__EXERCISE DETAILS__
Below is a listing; write it out exactly and drop any images from it.

__RECORDS FOR THE EXERCISE__
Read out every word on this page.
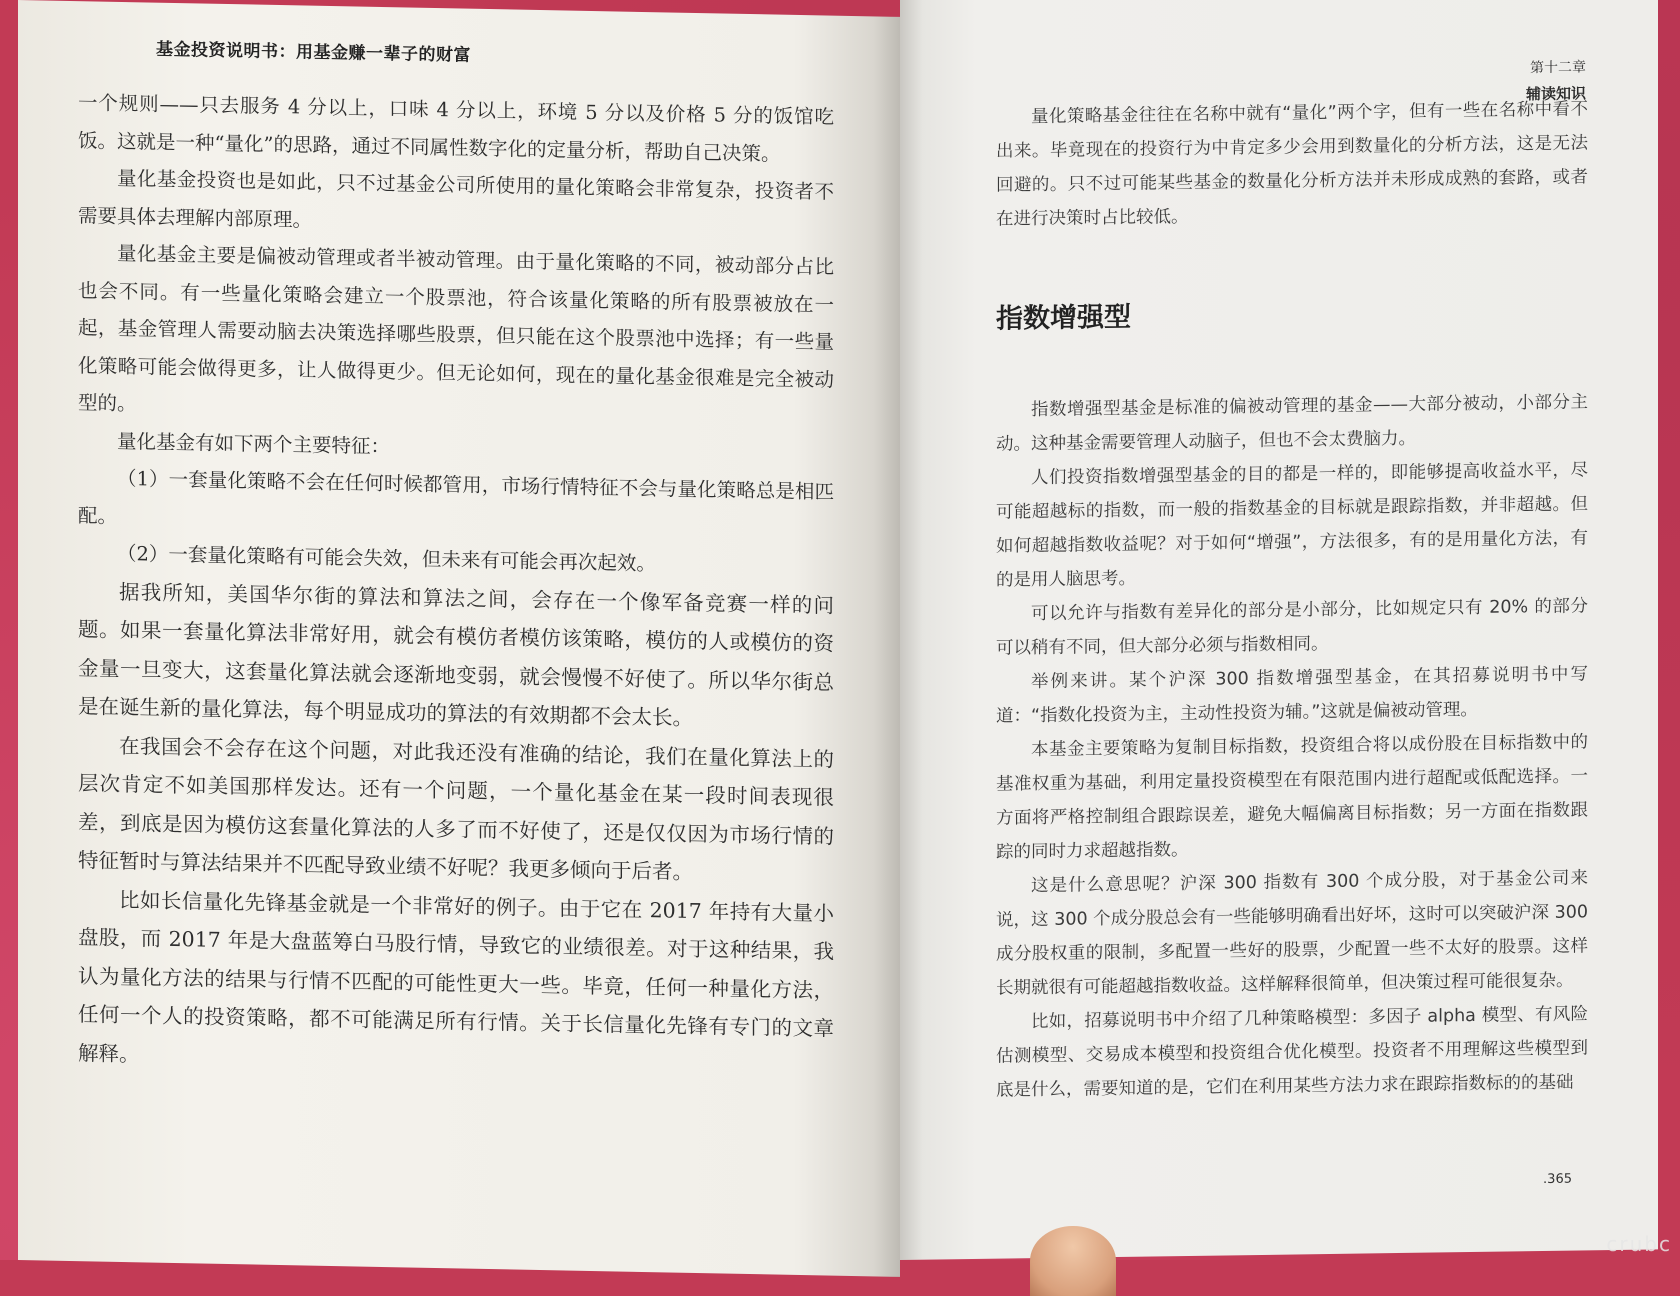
基金投资说明书：用基金赚一辈子的财富

一个规则——只去服务 4 分以上，口味 4 分以上，环境 5 分以及价格 5 分的饭馆吃饭。这就是一种“量化”的思路，通过不同属性数字化的定量分析，帮助自己决策。

量化基金投资也是如此，只不过基金公司所使用的量化策略会非常复杂，投资者不需要具体去理解内部原理。

量化基金主要是偏被动管理或者半被动管理。由于量化策略的不同，被动部分占比也会不同。有一些量化策略会建立一个股票池，符合该量化策略的所有股票被放在一起，基金管理人需要动脑去决策选择哪些股票，但只能在这个股票池中选择；有一些量化策略可能会做得更多，让人做得更少。但无论如何，现在的量化基金很难是完全被动型的。

量化基金有如下两个主要特征：

（1）一套量化策略不会在任何时候都管用，市场行情特征不会与量化策略总是相匹配。

（2）一套量化策略有可能会失效，但未来有可能会再次起效。

据我所知，美国华尔街的算法和算法之间，会存在一个像军备竞赛一样的问题。如果一套量化算法非常好用，就会有模仿者模仿该策略，模仿的人或模仿的资金量一旦变大，这套量化算法就会逐渐地变弱，就会慢慢不好使了。所以华尔街总是在诞生新的量化算法，每个明显成功的算法的有效期都不会太长。

在我国会不会存在这个问题，对此我还没有准确的结论，我们在量化算法上的层次肯定不如美国那样发达。还有一个问题，一个量化基金在某一段时间表现很差，到底是因为模仿这套量化算法的人多了而不好使了，还是仅仅因为市场行情的特征暂时与算法结果并不匹配导致业绩不好呢？我更多倾向于后者。

比如长信量化先锋基金就是一个非常好的例子。由于它在 2017 年持有大量小盘股，而 2017 年是大盘蓝筹白马股行情，导致它的业绩很差。对于这种结果，我认为量化方法的结果与行情不匹配的可能性更大一些。毕竟，任何一种量化方法，任何一个人的投资策略，都不可能满足所有行情。关于长信量化先锋有专门的文章解释。

第十二章
辅读知识

量化策略基金往往在名称中就有“量化”两个字，但有一些在名称中看不出来。毕竟现在的投资行为中肯定多少会用到数量化的分析方法，这是无法回避的。只不过可能某些基金的数量化分析方法并未形成成熟的套路，或者在进行决策时占比较低。

指数增强型

指数增强型基金是标准的偏被动管理的基金——大部分被动，小部分主动。这种基金需要管理人动脑子，但也不会太费脑力。

人们投资指数增强型基金的目的都是一样的，即能够提高收益水平，尽可能超越标的指数，而一般的指数基金的目标就是跟踪指数，并非超越。但如何超越指数收益呢？对于如何“增强”，方法很多，有的是用量化方法，有的是用人脑思考。

可以允许与指数有差异化的部分是小部分，比如规定只有 20% 的部分可以稍有不同，但大部分必须与指数相同。

举例来讲。某个沪深 300 指数增强型基金，在其招募说明书中写道：“指数化投资为主，主动性投资为辅。”这就是偏被动管理。

本基金主要策略为复制目标指数，投资组合将以成份股在目标指数中的基准权重为基础，利用定量投资模型在有限范围内进行超配或低配选择。一方面将严格控制组合跟踪误差，避免大幅偏离目标指数；另一方面在指数跟踪的同时力求超越指数。

这是什么意思呢？沪深 300 指数有 300 个成分股，对于基金公司来说，这 300 个成分股总会有一些能够明确看出好坏，这时可以突破沪深 300 成分股权重的限制，多配置一些好的股票，少配置一些不太好的股票。这样长期就很有可能超越指数收益。这样解释很简单，但决策过程可能很复杂。

比如，招募说明书中介绍了几种策略模型：多因子 alpha 模型、有风险估测模型、交易成本模型和投资组合优化模型。投资者不用理解这些模型到底是什么，需要知道的是，它们在利用某些方法力求在跟踪指数标的的基础

.365
crubc
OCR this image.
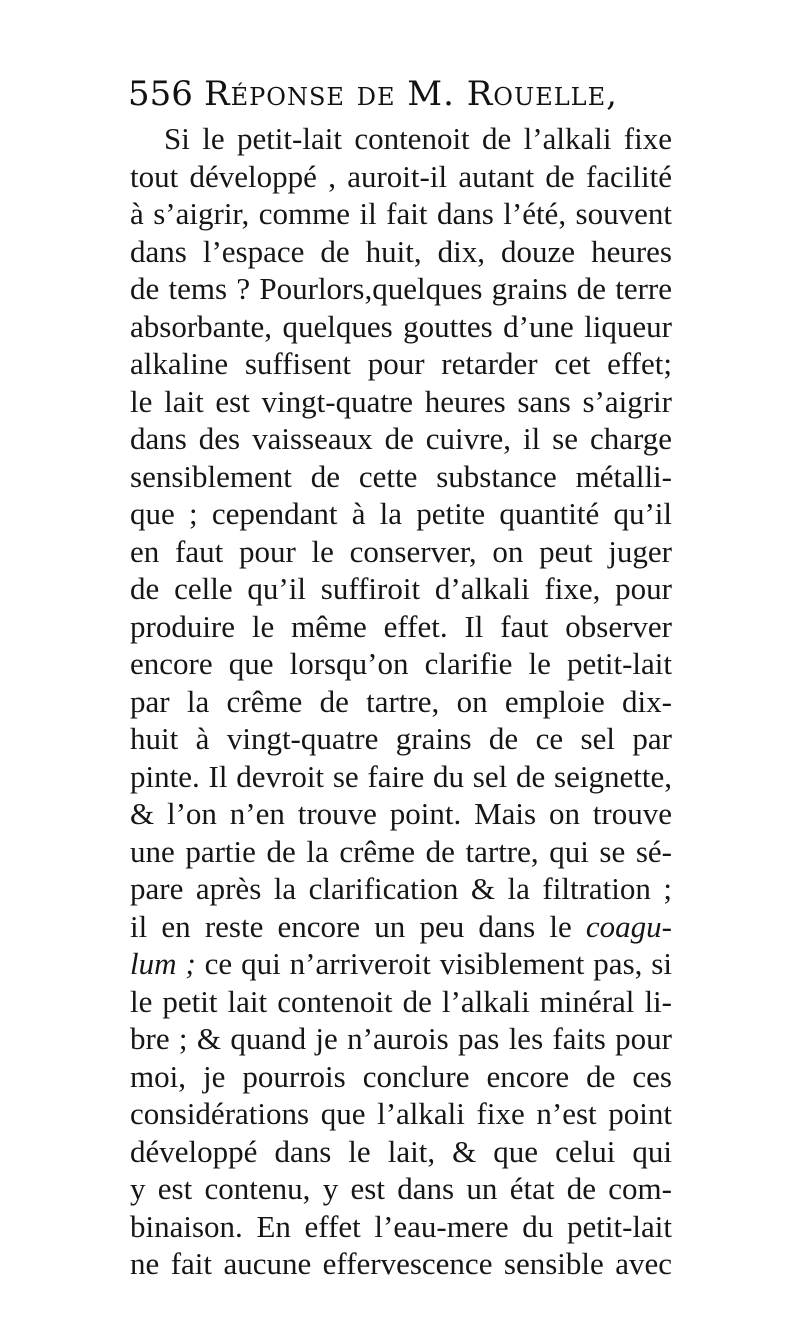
556 Réponse de M. Rouelle,
Si le petit-lait contenoit de l’alkali fixe
tout développé , auroit-il autant de facilité
à s’aigrir, comme il fait dans l’été, souvent
dans l’espace de huit, dix, douze heures
de tems ? Pourlors,quelques grains de terre
absorbante, quelques gouttes d’une liqueur
alkaline suffisent pour retarder cet effet;
le lait est vingt-quatre heures sans s’aigrir
dans des vaisseaux de cuivre, il se charge
sensiblement de cette substance métalli-
que ; cependant à la petite quantité qu’il
en faut pour le conserver, on peut juger
de celle qu’il suffiroit d’alkali fixe, pour
produire le même effet. Il faut observer
encore que lorsqu’on clarifie le petit-lait
par la crême de tartre, on emploie dix-
huit à vingt-quatre grains de ce sel par
pinte. Il devroit se faire du sel de seignette,
& l’on n’en trouve point. Mais on trouve
une partie de la crême de tartre, qui se sé-
pare après la clarification & la filtration ;
il en reste encore un peu dans le coagu-
lum ; ce qui n’arriveroit visiblement pas, si
le petit lait contenoit de l’alkali minéral li-
bre ; & quand je n’aurois pas les faits pour
moi, je pourrois conclure encore de ces
considérations que l’alkali fixe n’est point
développé dans le lait, & que celui qui
y est contenu, y est dans un état de com-
binaison. En effet l’eau-mere du petit-lait
ne fait aucune effervescence sensible avec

__COMPLETED EXERCISE__
Read out every word on this page.
基金投资说明书：用基金赚一辈子的财富

一个规则——只去服务 4 分以上，口味 4 分以上，环境 5 分以及价格 5 分的饭馆吃饭。这就是一种“量化”的思路，通过不同属性数字化的定量分析，帮助自己决策。

量化基金投资也是如此，只不过基金公司所使用的量化策略会非常复杂，投资者不需要具体去理解内部原理。

量化基金主要是偏被动管理或者半被动管理。由于量化策略的不同，被动部分占比也会不同。有一些量化策略会建立一个股票池，符合该量化策略的所有股票被放在一起，基金管理人需要动脑去决策选择哪些股票，但只能在这个股票池中选择；有一些量化策略可能会做得更多，让人做得更少。但无论如何，现在的量化基金很难是完全被动型的。

量化基金有如下两个主要特征：

（1）一套量化策略不会在任何时候都管用，市场行情特征不会与量化策略总是相匹配。

（2）一套量化策略有可能会失效，但未来有可能会再次起效。

据我所知，美国华尔街的算法和算法之间，会存在一个像军备竞赛一样的问题。如果一套量化算法非常好用，就会有模仿者模仿该策略，模仿的人或模仿的资金量一旦变大，这套量化算法就会逐渐地变弱，就会慢慢不好使了。所以华尔街总是在诞生新的量化算法，每个明显成功的算法的有效期都不会太长。

在我国会不会存在这个问题，对此我还没有准确的结论，我们在量化算法上的层次肯定不如美国那样发达。还有一个问题，一个量化基金在某一段时间表现很差，到底是因为模仿这套量化算法的人多了而不好使了，还是仅仅因为市场行情的特征暂时与算法结果并不匹配导致业绩不好呢？我更多倾向于后者。

比如长信量化先锋基金就是一个非常好的例子。由于它在 2017 年持有大量小盘股，而 2017 年是大盘蓝筹白马股行情，导致它的业绩很差。对于这种结果，我认为量化方法的结果与行情不匹配的可能性更大一些。毕竟，任何一种量化方法，任何一个人的投资策略，都不可能满足所有行情。关于长信量化先锋有专门的文章解释。

第十二章
辅读知识

量化策略基金往往在名称中就有“量化”两个字，但有一些在名称中看不出来。毕竟现在的投资行为中肯定多少会用到数量化的分析方法，这是无法回避的。只不过可能某些基金的数量化分析方法并未形成成熟的套路，或者在进行决策时占比较低。

指数增强型

指数增强型基金是标准的偏被动管理的基金——大部分被动，小部分主动。这种基金需要管理人动脑子，但也不会太费脑力。

人们投资指数增强型基金的目的都是一样的，即能够提高收益水平，尽可能超越标的指数，而一般的指数基金的目标就是跟踪指数，并非超越。但如何超越指数收益呢？对于如何“增强”，方法很多，有的是用量化方法，有的是用人脑思考。

可以允许与指数有差异化的部分是小部分，比如规定只有 20% 的部分可以稍有不同，但大部分必须与指数相同。

举例来讲。某个沪深 300 指数增强型基金，在其招募说明书中写道：“指数化投资为主，主动性投资为辅。”这就是偏被动管理。

本基金主要策略为复制目标指数，投资组合将以成份股在目标指数中的基准权重为基础，利用定量投资模型在有限范围内进行超配或低配选择。一方面将严格控制组合跟踪误差，避免大幅偏离目标指数；另一方面在指数跟踪的同时力求超越指数。

这是什么意思呢？沪深 300 指数有 300 个成分股，对于基金公司来说，这 300 个成分股总会有一些能够明确看出好坏，这时可以突破沪深 300 成分股权重的限制，多配置一些好的股票，少配置一些不太好的股票。这样长期就很有可能超越指数收益。这样解释很简单，但决策过程可能很复杂。

比如，招募说明书中介绍了几种策略模型：多因子 alpha 模型、有风险估测模型、交易成本模型和投资组合优化模型。投资者不用理解这些模型到底是什么，需要知道的是，它们在利用某些方法力求在跟踪指数标的的基础

.365
crubc
OCR this image.
556 Réponse de M. Rouelle,
Si le petit-lait contenoit de l’alkali fixe
tout développé , auroit-il autant de facilité
à s’aigrir, comme il fait dans l’été, souvent
dans l’espace de huit, dix, douze heures
de tems ? Pourlors,quelques grains de terre
absorbante, quelques gouttes d’une liqueur
alkaline suffisent pour retarder cet effet;
le lait est vingt-quatre heures sans s’aigrir
dans des vaisseaux de cuivre, il se charge
sensiblement de cette substance métalli-
que ; cependant à la petite quantité qu’il
en faut pour le conserver, on peut juger
de celle qu’il suffiroit d’alkali fixe, pour
produire le même effet. Il faut observer
encore que lorsqu’on clarifie le petit-lait
par la crême de tartre, on emploie dix-
huit à vingt-quatre grains de ce sel par
pinte. Il devroit se faire du sel de seignette,
& l’on n’en trouve point. Mais on trouve
une partie de la crême de tartre, qui se sé-
pare après la clarification & la filtration ;
il en reste encore un peu dans le coagu-
lum ; ce qui n’arriveroit visiblement pas, si
le petit lait contenoit de l’alkali minéral li-
bre ; & quand je n’aurois pas les faits pour
moi, je pourrois conclure encore de ces
considérations que l’alkali fixe n’est point
développé dans le lait, & que celui qui
y est contenu, y est dans un état de com-
binaison. En effet l’eau-mere du petit-lait
ne fait aucune effervescence sensible avec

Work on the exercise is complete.